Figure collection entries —
** Start **

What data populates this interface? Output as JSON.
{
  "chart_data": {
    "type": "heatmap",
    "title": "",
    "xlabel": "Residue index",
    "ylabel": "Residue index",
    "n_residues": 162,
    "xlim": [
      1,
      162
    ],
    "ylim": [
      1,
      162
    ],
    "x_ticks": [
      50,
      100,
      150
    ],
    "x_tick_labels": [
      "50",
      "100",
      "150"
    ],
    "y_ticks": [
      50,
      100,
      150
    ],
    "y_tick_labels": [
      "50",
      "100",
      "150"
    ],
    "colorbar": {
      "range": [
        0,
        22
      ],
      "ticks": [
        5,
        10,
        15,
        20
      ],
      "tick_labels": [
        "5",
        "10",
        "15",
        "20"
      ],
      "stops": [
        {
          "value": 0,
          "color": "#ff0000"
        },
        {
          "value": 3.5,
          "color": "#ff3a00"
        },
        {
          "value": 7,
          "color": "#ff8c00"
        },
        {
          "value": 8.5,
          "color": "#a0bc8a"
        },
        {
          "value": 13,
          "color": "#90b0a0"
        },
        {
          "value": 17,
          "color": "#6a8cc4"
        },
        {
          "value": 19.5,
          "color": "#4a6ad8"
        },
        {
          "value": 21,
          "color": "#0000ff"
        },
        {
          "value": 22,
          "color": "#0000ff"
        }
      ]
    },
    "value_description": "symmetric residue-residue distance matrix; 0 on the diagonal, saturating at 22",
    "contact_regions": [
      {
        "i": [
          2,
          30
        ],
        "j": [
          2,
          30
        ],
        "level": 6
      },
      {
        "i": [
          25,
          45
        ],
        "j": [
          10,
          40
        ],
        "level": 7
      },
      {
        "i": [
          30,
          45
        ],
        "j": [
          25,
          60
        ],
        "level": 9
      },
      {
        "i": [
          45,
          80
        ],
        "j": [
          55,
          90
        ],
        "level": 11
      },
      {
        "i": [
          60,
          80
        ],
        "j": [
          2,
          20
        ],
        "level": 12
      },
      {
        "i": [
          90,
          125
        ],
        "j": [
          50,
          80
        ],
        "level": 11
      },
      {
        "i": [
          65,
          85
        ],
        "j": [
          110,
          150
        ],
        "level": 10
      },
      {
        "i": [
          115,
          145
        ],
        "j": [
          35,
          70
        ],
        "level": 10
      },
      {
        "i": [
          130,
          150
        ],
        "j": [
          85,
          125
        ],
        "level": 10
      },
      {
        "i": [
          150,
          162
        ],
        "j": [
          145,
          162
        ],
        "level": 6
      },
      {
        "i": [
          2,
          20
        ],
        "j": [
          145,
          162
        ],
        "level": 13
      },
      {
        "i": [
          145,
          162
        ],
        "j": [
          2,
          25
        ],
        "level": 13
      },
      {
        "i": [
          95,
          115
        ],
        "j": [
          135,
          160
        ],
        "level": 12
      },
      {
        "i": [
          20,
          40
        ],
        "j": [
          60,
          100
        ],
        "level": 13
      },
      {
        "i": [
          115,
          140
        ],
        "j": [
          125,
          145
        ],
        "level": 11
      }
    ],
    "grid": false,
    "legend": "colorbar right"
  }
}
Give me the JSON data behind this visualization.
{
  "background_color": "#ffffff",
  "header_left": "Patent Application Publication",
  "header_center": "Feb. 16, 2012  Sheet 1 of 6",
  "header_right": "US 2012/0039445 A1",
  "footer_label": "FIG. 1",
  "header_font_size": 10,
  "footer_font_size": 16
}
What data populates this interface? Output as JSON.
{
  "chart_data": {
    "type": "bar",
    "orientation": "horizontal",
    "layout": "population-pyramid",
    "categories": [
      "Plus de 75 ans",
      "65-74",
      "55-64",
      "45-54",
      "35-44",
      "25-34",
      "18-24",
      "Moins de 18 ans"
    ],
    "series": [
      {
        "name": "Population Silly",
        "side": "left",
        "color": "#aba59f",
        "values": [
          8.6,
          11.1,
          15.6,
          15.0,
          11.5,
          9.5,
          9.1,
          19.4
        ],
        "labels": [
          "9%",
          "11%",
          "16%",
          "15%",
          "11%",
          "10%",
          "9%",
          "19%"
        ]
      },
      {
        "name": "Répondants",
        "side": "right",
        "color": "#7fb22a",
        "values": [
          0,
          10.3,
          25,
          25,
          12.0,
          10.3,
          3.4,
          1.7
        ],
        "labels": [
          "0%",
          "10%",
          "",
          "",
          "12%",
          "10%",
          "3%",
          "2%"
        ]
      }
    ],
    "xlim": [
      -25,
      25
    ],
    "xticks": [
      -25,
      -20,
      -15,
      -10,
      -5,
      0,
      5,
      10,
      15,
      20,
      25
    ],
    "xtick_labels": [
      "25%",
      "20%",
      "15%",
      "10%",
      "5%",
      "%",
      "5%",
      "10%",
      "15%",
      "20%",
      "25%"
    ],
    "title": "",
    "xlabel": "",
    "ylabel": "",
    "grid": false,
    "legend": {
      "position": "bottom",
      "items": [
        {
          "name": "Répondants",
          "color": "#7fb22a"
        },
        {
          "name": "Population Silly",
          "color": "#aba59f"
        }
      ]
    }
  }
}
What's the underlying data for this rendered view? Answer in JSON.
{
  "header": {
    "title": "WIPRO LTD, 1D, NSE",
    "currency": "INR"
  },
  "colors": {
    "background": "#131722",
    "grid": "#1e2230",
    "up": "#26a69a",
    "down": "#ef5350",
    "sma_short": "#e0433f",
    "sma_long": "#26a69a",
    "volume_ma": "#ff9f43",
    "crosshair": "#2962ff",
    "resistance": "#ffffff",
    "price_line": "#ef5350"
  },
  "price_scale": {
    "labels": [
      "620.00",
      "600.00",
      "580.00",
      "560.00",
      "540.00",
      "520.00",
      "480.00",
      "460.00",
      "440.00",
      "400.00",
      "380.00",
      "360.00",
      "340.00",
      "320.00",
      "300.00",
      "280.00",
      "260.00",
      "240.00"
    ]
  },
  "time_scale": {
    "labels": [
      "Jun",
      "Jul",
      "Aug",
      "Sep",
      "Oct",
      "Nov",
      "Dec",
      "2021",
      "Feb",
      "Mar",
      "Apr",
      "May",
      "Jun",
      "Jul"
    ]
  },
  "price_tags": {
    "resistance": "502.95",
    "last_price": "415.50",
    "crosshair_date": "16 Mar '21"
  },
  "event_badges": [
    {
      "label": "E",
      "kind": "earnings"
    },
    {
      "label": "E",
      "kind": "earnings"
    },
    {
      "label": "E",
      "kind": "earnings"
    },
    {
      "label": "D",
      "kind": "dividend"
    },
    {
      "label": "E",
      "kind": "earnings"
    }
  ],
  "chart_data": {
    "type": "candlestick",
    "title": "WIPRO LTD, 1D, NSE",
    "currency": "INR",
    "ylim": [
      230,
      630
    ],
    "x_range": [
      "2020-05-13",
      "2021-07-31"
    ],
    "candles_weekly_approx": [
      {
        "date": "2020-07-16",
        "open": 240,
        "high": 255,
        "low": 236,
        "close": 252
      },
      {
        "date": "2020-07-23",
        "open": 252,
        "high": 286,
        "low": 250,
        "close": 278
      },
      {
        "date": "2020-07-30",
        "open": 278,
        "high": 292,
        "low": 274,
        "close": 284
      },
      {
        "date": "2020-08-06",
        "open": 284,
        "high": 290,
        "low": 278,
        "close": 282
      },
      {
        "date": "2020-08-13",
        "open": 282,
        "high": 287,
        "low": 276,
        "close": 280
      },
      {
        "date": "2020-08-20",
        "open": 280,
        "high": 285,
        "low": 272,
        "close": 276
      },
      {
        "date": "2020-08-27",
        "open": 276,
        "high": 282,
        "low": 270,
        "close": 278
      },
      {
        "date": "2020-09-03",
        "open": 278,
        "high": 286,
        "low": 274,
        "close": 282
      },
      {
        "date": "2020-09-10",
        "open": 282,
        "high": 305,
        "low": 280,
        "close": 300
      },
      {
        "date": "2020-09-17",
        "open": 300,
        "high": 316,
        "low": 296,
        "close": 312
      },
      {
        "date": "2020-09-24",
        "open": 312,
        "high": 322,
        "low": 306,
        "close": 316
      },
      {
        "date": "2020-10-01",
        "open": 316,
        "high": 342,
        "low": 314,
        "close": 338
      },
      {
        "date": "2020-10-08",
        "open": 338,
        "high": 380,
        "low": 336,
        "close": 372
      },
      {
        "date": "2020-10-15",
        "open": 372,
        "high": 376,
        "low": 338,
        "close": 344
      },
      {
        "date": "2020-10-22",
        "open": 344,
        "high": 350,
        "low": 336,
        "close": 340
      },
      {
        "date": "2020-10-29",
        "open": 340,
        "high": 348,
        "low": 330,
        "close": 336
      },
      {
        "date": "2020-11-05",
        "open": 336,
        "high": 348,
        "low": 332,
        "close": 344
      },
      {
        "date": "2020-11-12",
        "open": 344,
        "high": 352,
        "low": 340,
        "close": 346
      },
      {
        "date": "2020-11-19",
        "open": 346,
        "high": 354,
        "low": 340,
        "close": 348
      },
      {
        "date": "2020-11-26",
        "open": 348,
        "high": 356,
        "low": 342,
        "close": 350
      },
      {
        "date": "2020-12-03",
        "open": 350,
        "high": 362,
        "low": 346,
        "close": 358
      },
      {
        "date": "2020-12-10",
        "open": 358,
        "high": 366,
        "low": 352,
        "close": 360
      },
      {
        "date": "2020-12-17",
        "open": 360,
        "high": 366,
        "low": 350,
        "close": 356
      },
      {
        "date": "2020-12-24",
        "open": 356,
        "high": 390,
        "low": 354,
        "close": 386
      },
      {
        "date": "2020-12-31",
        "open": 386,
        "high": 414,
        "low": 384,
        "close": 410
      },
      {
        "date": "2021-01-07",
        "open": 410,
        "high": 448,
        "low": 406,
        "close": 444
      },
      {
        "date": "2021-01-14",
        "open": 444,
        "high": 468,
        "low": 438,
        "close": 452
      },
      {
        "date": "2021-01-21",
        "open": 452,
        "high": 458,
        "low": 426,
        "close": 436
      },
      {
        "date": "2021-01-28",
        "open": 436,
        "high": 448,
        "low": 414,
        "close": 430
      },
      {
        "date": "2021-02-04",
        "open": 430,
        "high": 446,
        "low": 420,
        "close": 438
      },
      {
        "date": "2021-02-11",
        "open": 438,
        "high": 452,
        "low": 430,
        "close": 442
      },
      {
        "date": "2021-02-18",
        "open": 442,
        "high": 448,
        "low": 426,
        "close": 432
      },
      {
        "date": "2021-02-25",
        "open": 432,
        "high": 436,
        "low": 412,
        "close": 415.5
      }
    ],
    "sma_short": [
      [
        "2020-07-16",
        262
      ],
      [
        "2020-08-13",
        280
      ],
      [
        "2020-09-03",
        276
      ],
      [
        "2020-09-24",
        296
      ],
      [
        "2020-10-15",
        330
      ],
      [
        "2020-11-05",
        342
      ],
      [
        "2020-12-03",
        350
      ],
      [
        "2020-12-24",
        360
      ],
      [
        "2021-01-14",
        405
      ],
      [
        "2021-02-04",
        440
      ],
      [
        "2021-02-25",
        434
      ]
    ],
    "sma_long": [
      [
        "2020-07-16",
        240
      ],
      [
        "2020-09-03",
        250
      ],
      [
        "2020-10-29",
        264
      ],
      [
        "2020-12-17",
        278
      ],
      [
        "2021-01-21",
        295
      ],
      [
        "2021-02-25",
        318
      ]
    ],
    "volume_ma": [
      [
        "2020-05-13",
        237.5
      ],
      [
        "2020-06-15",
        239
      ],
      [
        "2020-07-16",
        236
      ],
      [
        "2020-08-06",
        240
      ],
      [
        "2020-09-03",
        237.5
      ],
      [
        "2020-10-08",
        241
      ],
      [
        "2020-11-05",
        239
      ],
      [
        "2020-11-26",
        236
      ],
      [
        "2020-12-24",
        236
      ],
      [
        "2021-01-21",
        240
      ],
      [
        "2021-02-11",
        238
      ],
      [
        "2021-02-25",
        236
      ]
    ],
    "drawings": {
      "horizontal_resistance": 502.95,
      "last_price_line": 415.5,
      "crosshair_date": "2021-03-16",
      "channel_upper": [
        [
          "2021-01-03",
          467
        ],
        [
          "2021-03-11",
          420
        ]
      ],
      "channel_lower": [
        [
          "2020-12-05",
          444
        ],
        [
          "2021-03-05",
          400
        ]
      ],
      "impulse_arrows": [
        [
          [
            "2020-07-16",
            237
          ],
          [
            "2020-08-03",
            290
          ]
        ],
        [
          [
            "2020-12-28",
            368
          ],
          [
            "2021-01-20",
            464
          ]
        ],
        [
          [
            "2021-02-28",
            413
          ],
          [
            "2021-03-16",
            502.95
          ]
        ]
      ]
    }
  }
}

** End **

Exercise — Using the records above, find and show each line with the string "type".

Task output —
    "type": "heatmap",
    "type": "bar",
    "type": "candlestick",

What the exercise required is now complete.